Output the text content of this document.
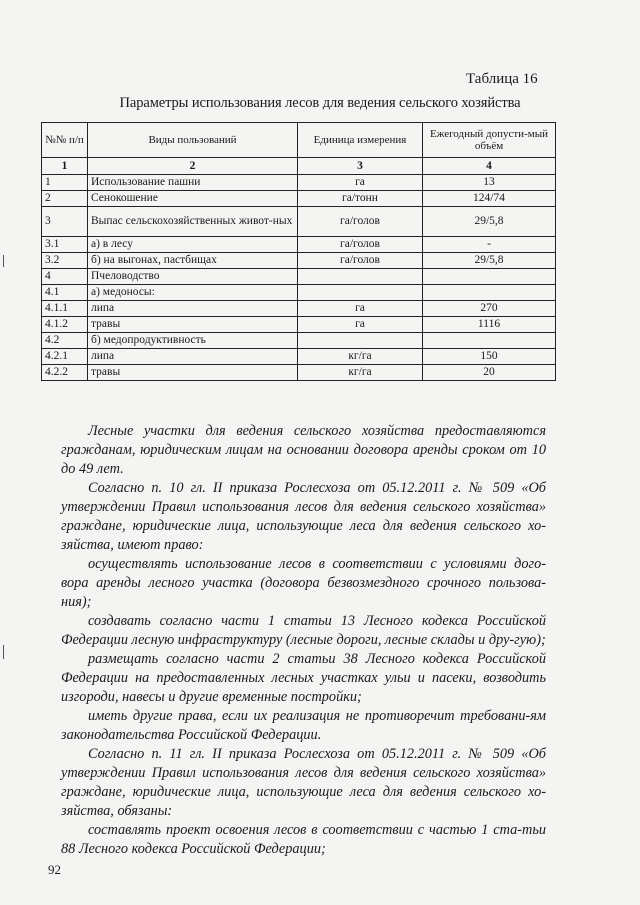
Таблица 16
Параметры использования лесов для ведения сельского хозяйства
№№ п/п	Виды пользований	Единица измерения	Ежегодный допусти-мый объём
1	2	3	4
1	Использование пашни	га	13
2	Сенокошение	га/тонн	124/74
3	Выпас сельскохозяйственных живот-ных	га/голов	29/5,8
3.1	а) в лесу	га/голов	-
3.2	б) на выгонах, пастбищах	га/голов	29/5,8
4	Пчеловодство		
4.1	а) медоносы:		
4.1.1	липа	га	270
4.1.2	травы	га	1116
4.2	б) медопродуктивность		
4.2.1	липа	кг/га	150
4.2.2	травы	кг/га	20

Лесные участки для ведения сельского хозяйства предоставляются гражданам, юридическим лицам на основании договора аренды сроком от 10 до 49 лет.

Согласно п. 10 гл. II приказа Рослесхоза от 05.12.2011 г. № 509 «Об утверждении Правил использования лесов для ведения сельского хозяйства» граждане, юридические лица, использующие леса для ведения сельского хо-зяйства, имеют право:

осуществлять использование лесов в соответствии с условиями дого-вора аренды лесного участка (договора безвозмездного срочного пользова-ния);

создавать согласно части 1 статьи 13 Лесного кодекса Российской Федерации лесную инфраструктуру (лесные дороги, лесные склады и дру-гую);

размещать согласно части 2 статьи 38 Лесного кодекса Российской Федерации на предоставленных лесных участках ульи и пасеки, возводить изгороди, навесы и другие временные постройки;

иметь другие права, если их реализация не противоречит требовани-ям законодательства Российской Федерации.

Согласно п. 11 гл. II приказа Рослесхоза от 05.12.2011 г. № 509 «Об утверждении Правил использования лесов для ведения сельского хозяйства» граждане, юридические лица, использующие леса для ведения сельского хо-зяйства, обязаны:

составлять проект освоения лесов в соответствии с частью 1 ста-тьи 88 Лесного кодекса Российской Федерации;

92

········

* _INSTRUCTIONS FOR THE TASK_
Write out the full listing verbatim, excluding its pictures.

* _ANSWER TO THE PROBLEM_
Output the text content of this document.
Таблица 16
Параметры использования лесов для ведения сельского хозяйства
№№ п/п	Виды пользований	Единица измерения	Ежегодный допусти-мый объём
1	2	3	4
1	Использование пашни	га	13
2	Сенокошение	га/тонн	124/74
3	Выпас сельскохозяйственных живот-ных	га/голов	29/5,8
3.1	а) в лесу	га/голов	-
3.2	б) на выгонах, пастбищах	га/голов	29/5,8
4	Пчеловодство		
4.1	а) медоносы:		
4.1.1	липа	га	270
4.1.2	травы	га	1116
4.2	б) медопродуктивность		
4.2.1	липа	кг/га	150
4.2.2	травы	кг/га	20

Лесные участки для ведения сельского хозяйства предоставляются гражданам, юридическим лицам на основании договора аренды сроком от 10 до 49 лет.

Согласно п. 10 гл. II приказа Рослесхоза от 05.12.2011 г. № 509 «Об утверждении Правил использования лесов для ведения сельского хозяйства» граждане, юридические лица, использующие леса для ведения сельского хо-зяйства, имеют право:

осуществлять использование лесов в соответствии с условиями дого-вора аренды лесного участка (договора безвозмездного срочного пользова-ния);

создавать согласно части 1 статьи 13 Лесного кодекса Российской Федерации лесную инфраструктуру (лесные дороги, лесные склады и дру-гую);

размещать согласно части 2 статьи 38 Лесного кодекса Российской Федерации на предоставленных лесных участках ульи и пасеки, возводить изгороди, навесы и другие временные постройки;

иметь другие права, если их реализация не противоречит требовани-ям законодательства Российской Федерации.

Согласно п. 11 гл. II приказа Рослесхоза от 05.12.2011 г. № 509 «Об утверждении Правил использования лесов для ведения сельского хозяйства» граждане, юридические лица, использующие леса для ведения сельского хо-зяйства, обязаны:

составлять проект освоения лесов в соответствии с частью 1 ста-тьи 88 Лесного кодекса Российской Федерации;

92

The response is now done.